Goal of the exercise:
From the data that follows, copy every line holding the string "text".

Stored data

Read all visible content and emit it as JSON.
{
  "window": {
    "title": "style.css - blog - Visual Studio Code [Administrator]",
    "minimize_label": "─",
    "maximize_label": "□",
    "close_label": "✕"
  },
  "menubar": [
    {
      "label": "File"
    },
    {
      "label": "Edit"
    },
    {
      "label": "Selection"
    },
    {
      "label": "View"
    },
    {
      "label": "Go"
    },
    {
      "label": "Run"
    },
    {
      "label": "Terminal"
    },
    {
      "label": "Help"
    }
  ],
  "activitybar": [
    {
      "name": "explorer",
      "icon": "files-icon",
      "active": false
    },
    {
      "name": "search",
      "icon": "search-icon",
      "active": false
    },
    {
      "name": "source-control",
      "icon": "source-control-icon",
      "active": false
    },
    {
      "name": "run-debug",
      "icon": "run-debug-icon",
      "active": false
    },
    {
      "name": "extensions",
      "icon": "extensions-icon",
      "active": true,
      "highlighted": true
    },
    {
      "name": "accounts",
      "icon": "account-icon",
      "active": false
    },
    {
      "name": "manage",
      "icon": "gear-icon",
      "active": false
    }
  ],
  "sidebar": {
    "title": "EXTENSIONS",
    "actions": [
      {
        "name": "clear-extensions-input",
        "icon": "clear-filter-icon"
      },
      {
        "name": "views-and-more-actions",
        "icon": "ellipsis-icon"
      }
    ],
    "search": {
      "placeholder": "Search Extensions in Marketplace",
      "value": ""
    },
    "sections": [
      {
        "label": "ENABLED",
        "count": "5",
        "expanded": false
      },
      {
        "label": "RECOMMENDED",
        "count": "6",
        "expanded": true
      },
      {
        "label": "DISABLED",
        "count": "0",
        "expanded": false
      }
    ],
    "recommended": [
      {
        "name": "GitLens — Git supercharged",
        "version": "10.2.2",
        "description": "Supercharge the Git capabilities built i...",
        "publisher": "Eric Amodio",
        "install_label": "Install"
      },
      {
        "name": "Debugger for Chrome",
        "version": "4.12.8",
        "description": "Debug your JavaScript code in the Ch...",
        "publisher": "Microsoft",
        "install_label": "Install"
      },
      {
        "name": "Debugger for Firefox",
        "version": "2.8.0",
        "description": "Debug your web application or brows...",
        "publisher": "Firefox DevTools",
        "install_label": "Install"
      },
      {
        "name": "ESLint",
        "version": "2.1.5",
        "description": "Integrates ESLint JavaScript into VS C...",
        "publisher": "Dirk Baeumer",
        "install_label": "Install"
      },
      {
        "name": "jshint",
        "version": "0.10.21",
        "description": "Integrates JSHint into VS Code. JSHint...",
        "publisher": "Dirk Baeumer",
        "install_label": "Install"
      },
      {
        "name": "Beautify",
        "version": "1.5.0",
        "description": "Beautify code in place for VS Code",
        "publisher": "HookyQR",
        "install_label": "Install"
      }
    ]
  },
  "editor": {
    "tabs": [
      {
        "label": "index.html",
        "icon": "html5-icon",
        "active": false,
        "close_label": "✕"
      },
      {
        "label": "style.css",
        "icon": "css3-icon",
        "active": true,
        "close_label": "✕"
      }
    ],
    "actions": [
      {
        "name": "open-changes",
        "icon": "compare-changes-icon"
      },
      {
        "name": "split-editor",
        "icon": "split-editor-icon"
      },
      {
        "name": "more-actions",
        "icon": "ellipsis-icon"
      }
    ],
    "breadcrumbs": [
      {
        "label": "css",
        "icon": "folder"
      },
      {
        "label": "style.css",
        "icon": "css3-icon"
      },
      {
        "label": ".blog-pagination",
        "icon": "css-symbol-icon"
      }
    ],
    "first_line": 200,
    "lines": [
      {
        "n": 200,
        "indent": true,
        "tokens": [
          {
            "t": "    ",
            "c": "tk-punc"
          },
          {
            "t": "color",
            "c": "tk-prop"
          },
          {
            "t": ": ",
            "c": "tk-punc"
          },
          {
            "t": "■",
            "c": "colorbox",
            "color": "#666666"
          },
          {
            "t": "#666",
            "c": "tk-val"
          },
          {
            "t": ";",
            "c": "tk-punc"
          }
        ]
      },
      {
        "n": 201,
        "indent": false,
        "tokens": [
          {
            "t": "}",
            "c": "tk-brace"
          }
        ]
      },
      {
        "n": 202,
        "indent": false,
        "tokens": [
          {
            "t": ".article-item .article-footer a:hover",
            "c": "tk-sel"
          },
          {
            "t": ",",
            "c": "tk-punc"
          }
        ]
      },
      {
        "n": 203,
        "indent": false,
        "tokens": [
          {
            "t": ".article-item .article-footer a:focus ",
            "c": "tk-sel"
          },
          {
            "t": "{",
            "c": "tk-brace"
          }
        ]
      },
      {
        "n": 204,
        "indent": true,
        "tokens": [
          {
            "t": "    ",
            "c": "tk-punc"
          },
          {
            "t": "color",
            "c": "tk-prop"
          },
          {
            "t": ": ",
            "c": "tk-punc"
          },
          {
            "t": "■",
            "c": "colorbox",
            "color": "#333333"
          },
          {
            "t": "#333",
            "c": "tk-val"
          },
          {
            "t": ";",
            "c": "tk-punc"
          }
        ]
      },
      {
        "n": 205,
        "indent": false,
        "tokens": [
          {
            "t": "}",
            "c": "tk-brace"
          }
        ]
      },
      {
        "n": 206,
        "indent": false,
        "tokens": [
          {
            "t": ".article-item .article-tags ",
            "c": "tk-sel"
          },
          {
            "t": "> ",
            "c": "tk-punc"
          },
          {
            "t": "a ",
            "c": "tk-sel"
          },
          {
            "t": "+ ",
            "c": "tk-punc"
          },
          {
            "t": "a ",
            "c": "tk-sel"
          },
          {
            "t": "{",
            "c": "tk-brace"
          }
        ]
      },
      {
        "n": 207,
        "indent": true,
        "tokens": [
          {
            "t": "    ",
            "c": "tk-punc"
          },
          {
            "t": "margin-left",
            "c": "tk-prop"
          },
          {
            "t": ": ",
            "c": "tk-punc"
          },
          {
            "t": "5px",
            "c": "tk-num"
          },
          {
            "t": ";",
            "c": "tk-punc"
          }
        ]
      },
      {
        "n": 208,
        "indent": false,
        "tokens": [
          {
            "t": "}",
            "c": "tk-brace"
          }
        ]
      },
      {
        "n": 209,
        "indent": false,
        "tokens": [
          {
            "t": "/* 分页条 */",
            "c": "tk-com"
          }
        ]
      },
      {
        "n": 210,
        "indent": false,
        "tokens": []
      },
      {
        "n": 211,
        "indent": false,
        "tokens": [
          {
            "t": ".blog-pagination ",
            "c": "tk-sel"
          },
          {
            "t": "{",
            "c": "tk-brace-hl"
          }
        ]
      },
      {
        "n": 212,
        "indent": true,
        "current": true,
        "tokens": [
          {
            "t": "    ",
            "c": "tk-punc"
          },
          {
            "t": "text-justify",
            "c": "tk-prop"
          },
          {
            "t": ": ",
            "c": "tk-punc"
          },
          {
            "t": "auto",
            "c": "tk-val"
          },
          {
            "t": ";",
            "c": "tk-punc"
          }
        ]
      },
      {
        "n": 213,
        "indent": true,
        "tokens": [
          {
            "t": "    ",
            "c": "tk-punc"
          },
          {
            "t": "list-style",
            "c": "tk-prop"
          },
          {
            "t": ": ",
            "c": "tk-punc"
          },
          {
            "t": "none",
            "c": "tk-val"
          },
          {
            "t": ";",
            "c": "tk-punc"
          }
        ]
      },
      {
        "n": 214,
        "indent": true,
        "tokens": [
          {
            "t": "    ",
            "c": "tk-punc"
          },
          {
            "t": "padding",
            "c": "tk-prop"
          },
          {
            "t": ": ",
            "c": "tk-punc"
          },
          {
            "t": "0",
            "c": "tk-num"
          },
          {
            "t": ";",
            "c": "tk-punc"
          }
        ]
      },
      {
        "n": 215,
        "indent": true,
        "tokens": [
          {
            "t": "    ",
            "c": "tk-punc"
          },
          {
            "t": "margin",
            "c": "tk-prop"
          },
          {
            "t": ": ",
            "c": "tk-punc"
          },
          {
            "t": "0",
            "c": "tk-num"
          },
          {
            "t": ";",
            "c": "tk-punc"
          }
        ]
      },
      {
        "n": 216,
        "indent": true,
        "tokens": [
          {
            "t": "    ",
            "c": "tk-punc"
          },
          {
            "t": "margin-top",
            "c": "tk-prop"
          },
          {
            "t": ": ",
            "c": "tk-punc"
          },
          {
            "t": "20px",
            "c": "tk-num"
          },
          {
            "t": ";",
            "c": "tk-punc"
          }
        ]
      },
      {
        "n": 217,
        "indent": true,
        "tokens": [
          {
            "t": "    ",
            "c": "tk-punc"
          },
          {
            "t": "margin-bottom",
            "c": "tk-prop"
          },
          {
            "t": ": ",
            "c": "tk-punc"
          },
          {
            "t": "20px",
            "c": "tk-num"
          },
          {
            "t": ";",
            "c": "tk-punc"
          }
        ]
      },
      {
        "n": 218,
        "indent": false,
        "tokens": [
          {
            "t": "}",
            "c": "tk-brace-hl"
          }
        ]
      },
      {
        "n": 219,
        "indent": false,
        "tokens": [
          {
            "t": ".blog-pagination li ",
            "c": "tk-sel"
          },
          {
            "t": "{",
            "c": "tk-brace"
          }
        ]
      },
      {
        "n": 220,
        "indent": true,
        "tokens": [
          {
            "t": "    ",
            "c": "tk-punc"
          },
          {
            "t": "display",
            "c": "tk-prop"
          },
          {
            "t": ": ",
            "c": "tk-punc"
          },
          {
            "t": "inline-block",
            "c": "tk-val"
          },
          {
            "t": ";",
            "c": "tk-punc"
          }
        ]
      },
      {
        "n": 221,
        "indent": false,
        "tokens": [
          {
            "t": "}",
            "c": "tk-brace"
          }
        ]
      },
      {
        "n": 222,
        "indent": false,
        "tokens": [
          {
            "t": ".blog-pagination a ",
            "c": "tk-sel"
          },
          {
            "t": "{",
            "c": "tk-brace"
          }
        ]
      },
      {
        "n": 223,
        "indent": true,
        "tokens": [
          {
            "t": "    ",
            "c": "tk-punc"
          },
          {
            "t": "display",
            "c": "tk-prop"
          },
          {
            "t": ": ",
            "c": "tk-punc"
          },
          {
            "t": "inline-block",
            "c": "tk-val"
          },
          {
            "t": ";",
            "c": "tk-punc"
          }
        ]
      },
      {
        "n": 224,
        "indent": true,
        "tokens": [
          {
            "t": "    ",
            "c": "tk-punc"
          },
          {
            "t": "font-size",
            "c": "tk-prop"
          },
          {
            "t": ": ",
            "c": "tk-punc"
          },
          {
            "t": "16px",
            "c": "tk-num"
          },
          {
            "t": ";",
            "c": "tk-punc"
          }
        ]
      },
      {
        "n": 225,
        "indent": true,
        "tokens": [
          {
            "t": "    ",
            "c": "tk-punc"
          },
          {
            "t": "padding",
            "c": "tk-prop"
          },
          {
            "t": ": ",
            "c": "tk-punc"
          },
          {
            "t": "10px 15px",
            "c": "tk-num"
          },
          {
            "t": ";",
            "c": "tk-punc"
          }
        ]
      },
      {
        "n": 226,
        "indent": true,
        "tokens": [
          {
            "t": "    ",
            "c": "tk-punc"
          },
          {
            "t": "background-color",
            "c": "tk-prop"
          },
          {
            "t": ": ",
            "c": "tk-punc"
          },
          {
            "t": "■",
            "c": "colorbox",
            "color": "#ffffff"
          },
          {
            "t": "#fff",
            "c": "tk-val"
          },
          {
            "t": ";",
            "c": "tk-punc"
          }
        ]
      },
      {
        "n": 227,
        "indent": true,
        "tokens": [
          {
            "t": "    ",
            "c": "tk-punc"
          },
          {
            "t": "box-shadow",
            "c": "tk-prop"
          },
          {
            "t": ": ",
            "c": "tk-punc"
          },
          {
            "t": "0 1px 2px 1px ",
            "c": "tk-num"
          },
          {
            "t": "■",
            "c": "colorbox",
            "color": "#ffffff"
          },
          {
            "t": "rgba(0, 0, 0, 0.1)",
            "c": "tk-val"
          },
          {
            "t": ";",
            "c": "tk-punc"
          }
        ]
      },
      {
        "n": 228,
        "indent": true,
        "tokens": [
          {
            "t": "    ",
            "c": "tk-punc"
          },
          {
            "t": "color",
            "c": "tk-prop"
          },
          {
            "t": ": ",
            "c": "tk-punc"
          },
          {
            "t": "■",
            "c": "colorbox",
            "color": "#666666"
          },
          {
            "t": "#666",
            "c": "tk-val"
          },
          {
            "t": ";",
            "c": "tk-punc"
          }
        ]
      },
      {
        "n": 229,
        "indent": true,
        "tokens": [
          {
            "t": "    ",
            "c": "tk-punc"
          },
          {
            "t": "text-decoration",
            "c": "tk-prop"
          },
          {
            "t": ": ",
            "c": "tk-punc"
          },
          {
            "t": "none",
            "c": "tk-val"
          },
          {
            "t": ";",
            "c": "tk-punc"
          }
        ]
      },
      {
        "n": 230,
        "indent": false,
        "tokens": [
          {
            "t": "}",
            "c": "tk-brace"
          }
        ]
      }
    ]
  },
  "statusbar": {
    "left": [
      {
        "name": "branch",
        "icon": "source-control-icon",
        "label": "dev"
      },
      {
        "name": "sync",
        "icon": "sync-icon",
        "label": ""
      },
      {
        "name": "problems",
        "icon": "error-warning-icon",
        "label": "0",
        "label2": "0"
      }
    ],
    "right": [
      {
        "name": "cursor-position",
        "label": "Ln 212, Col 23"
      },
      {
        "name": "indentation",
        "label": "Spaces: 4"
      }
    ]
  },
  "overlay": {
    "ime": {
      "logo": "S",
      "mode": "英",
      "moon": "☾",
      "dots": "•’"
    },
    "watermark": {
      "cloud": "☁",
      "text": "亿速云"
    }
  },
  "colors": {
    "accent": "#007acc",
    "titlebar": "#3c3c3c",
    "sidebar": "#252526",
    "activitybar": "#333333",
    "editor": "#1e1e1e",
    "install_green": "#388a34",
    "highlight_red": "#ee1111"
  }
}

Complete output:
            "t": "text-justify",
            "t": "text-decoration",
      "text": "亿速云"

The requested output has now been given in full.